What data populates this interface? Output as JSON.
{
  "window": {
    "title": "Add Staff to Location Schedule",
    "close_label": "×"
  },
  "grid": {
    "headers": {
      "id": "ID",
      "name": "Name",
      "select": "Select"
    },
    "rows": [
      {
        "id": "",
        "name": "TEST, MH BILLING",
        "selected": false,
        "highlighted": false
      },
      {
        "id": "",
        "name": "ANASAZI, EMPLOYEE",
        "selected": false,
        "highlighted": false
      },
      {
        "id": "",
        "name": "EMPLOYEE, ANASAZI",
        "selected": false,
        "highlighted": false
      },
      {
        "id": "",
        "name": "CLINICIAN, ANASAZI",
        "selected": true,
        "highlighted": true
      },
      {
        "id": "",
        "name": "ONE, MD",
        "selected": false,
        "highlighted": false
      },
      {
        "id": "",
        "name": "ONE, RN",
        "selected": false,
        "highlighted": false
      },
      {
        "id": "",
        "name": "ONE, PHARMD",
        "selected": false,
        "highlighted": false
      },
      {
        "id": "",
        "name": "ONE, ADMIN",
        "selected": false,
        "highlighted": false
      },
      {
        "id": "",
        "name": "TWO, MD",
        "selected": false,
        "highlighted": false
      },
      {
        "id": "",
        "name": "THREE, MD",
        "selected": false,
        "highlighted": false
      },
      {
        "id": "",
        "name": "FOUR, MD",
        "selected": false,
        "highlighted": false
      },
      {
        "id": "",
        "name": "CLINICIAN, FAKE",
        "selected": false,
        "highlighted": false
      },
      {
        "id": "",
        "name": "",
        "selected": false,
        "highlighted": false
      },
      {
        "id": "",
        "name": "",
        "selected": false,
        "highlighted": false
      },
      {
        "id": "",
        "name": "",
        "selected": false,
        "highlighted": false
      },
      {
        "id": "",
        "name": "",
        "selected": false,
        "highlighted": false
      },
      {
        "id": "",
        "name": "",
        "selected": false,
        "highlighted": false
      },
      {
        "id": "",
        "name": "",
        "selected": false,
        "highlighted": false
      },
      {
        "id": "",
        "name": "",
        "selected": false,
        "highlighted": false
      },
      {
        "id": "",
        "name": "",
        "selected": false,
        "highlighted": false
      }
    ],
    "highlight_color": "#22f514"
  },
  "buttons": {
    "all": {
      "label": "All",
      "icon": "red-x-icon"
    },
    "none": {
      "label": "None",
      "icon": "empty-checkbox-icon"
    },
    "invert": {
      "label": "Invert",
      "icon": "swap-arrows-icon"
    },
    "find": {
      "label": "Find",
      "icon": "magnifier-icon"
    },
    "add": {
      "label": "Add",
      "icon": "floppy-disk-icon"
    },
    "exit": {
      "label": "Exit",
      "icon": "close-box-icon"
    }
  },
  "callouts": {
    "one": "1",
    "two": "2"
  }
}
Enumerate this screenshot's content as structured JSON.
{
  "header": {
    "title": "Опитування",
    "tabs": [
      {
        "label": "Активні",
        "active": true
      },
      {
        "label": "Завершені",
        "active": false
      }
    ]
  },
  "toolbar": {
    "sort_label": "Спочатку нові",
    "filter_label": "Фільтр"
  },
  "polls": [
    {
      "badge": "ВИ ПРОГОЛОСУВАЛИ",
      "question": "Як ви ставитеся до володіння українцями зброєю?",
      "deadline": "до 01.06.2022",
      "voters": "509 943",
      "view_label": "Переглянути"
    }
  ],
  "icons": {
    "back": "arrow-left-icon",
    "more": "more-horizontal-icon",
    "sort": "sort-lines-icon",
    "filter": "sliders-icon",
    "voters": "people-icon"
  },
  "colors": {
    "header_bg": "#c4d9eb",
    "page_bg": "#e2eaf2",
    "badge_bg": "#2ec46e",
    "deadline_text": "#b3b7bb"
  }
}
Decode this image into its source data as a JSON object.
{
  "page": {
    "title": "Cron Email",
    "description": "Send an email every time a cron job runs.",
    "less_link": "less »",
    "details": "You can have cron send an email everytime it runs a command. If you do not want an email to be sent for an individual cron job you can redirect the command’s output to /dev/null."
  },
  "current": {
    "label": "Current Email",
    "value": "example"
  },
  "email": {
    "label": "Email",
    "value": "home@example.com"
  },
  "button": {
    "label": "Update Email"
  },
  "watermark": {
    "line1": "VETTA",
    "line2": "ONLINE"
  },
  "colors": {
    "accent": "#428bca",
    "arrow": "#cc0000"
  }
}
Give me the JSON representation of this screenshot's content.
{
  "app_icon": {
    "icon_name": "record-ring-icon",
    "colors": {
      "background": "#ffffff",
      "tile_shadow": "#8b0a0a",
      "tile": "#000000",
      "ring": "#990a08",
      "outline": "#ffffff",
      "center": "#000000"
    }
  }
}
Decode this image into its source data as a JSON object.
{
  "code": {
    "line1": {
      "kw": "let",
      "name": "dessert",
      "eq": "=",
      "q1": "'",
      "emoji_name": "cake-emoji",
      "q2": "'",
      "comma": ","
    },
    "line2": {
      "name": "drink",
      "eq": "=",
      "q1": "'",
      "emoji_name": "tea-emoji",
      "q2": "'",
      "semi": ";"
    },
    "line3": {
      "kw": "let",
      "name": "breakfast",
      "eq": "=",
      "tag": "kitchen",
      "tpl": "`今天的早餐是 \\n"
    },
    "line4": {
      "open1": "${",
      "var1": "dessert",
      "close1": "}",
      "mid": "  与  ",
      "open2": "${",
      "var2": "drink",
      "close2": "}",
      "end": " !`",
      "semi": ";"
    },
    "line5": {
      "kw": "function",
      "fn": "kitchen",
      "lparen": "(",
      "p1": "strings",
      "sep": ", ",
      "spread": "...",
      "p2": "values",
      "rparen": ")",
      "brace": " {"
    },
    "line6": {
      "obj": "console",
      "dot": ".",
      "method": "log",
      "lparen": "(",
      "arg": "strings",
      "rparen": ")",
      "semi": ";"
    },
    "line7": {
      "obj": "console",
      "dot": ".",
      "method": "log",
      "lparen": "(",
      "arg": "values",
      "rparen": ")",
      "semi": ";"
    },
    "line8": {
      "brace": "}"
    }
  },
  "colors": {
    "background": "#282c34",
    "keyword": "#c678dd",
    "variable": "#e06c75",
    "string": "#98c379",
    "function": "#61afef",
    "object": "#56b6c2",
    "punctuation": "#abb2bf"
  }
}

◆ Exercise task ◆
Above are lines of data; state how many of them contain the word "runs", with no other output.

◆ The output ◆
2